Exercise directions: Copy all lines in which the word "Бусдаар" can be found.

Dataset content:
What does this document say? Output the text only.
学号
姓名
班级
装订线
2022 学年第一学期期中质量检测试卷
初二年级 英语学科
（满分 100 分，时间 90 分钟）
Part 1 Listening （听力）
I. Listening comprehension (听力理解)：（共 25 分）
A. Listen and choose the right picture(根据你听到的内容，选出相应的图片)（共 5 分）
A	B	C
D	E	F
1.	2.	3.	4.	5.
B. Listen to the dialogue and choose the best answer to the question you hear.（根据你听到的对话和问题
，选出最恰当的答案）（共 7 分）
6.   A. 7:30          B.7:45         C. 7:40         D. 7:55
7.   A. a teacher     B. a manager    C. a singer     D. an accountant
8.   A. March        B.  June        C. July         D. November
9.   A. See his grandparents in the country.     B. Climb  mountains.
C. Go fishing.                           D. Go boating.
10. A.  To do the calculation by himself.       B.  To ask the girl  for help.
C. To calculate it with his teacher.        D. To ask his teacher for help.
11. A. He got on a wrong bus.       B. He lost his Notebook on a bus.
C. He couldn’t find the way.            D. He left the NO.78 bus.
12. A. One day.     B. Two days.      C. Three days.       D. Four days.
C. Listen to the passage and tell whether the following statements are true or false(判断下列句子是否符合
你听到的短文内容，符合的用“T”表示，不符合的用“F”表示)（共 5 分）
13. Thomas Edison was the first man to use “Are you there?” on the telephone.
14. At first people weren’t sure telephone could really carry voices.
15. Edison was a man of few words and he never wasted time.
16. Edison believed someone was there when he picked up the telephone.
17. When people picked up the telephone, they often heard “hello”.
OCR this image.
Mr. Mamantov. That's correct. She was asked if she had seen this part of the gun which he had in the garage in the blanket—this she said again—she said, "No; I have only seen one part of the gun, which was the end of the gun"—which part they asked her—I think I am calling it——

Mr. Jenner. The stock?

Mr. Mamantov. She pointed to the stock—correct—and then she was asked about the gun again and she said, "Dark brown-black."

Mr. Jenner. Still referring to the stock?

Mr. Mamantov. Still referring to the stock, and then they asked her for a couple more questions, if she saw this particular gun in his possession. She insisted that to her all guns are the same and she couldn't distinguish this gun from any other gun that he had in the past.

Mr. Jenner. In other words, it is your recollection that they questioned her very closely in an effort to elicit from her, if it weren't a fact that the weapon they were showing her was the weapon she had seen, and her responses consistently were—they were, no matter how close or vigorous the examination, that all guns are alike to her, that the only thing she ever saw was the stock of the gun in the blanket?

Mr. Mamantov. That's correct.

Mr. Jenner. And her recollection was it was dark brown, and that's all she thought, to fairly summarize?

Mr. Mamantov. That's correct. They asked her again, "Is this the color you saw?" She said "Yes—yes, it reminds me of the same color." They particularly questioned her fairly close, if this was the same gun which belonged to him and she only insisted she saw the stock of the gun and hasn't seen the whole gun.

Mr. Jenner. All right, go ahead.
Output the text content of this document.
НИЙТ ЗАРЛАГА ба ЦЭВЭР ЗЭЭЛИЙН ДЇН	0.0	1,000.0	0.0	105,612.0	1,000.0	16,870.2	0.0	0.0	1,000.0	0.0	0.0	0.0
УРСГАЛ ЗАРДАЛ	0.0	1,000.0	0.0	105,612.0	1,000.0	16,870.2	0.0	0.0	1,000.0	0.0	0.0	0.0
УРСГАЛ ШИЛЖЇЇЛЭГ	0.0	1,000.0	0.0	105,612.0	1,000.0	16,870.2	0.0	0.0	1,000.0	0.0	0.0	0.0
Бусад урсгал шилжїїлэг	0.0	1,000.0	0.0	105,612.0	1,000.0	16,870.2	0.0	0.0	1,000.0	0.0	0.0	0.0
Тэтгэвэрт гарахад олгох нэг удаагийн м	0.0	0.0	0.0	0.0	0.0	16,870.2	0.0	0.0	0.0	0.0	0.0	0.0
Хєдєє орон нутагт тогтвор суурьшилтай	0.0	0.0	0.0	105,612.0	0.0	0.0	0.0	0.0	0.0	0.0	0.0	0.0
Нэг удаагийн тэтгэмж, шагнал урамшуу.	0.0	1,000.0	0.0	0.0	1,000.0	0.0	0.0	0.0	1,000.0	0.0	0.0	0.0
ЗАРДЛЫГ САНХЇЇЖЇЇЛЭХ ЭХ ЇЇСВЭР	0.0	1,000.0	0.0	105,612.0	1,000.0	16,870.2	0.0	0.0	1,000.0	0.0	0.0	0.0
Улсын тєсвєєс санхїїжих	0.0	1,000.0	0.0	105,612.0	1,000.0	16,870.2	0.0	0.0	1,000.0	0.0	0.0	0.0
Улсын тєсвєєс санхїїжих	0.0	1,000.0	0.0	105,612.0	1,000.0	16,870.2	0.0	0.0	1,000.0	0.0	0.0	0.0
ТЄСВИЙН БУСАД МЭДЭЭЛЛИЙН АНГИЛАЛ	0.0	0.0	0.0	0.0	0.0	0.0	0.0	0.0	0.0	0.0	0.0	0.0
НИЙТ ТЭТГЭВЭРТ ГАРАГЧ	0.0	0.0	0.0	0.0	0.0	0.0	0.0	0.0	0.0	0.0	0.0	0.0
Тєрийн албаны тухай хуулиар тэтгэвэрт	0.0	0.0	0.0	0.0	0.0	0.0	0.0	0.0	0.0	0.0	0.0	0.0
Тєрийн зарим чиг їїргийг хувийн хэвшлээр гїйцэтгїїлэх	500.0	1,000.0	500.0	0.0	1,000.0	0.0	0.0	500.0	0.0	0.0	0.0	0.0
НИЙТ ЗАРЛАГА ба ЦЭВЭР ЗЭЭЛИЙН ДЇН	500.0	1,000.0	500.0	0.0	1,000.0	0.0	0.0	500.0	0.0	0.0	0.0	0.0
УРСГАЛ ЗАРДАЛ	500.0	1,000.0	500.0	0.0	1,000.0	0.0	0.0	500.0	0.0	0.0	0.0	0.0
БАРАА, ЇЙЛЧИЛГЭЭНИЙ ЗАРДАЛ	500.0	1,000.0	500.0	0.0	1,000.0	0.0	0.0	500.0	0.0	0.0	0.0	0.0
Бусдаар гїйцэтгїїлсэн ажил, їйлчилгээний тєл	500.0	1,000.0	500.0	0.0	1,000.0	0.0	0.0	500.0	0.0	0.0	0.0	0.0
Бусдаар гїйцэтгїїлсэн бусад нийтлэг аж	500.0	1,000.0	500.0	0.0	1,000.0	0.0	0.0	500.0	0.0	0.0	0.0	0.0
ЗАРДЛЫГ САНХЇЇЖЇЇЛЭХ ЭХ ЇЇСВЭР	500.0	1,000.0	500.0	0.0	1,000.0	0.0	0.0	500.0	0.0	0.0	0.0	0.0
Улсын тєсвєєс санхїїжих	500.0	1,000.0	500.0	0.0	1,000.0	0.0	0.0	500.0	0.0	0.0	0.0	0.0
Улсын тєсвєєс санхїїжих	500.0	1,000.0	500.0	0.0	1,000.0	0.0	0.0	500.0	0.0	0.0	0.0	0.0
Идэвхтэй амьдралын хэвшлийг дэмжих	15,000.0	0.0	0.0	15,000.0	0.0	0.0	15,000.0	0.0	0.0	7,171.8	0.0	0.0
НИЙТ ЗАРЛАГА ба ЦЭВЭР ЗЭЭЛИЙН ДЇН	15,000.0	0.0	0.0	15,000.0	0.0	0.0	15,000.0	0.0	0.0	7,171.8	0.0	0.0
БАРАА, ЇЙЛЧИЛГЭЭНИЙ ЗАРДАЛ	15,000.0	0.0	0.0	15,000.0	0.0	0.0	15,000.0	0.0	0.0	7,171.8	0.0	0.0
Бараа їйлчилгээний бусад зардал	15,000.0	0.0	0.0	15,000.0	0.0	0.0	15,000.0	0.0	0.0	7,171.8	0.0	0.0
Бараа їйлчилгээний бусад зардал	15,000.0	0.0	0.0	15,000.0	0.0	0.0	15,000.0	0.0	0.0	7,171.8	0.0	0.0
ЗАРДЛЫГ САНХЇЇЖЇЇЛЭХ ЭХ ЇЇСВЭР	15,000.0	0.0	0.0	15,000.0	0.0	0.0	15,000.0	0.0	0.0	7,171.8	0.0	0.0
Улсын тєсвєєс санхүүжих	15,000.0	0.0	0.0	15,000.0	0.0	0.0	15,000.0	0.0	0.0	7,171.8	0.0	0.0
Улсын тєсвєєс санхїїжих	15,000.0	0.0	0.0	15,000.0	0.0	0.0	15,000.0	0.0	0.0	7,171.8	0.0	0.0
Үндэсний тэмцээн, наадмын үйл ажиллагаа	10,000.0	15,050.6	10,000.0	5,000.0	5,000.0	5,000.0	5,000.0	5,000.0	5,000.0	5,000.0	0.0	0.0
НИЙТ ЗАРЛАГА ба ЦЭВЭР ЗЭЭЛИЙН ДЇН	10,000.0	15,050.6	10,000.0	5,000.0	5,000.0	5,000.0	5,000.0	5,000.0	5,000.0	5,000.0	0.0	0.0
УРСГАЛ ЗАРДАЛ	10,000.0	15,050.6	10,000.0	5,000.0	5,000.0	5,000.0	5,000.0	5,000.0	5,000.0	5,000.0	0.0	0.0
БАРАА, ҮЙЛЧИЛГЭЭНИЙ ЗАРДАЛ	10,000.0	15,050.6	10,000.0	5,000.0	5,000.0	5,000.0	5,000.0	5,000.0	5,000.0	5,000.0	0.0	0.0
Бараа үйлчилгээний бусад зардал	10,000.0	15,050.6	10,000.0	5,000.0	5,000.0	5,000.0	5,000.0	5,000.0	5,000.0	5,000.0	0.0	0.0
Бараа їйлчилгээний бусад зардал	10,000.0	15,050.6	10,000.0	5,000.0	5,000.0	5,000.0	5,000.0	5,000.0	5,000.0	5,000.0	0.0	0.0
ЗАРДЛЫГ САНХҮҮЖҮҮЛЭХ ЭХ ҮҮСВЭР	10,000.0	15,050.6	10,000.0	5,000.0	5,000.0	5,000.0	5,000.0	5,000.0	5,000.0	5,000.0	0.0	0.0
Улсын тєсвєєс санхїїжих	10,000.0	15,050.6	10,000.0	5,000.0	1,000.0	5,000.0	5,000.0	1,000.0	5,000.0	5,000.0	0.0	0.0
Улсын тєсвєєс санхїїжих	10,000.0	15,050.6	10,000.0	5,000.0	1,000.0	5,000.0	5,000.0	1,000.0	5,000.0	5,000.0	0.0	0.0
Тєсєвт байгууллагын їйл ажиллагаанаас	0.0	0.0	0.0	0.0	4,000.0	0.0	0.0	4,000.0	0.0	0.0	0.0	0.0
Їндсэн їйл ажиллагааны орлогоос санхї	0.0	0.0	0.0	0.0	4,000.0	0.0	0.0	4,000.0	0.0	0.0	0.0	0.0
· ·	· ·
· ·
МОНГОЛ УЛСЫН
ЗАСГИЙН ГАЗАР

Reply:
Бусдаар гїйцэтгїїлсэн ажил, їйлчилгээний тєл	500.0	1,000.0	500.0	0.0	1,000.0	0.0	0.0	500.0	0.0	0.0	0.0	0.0
Бусдаар гїйцэтгїїлсэн бусад нийтлэг аж	500.0	1,000.0	500.0	0.0	1,000.0	0.0	0.0	500.0	0.0	0.0	0.0	0.0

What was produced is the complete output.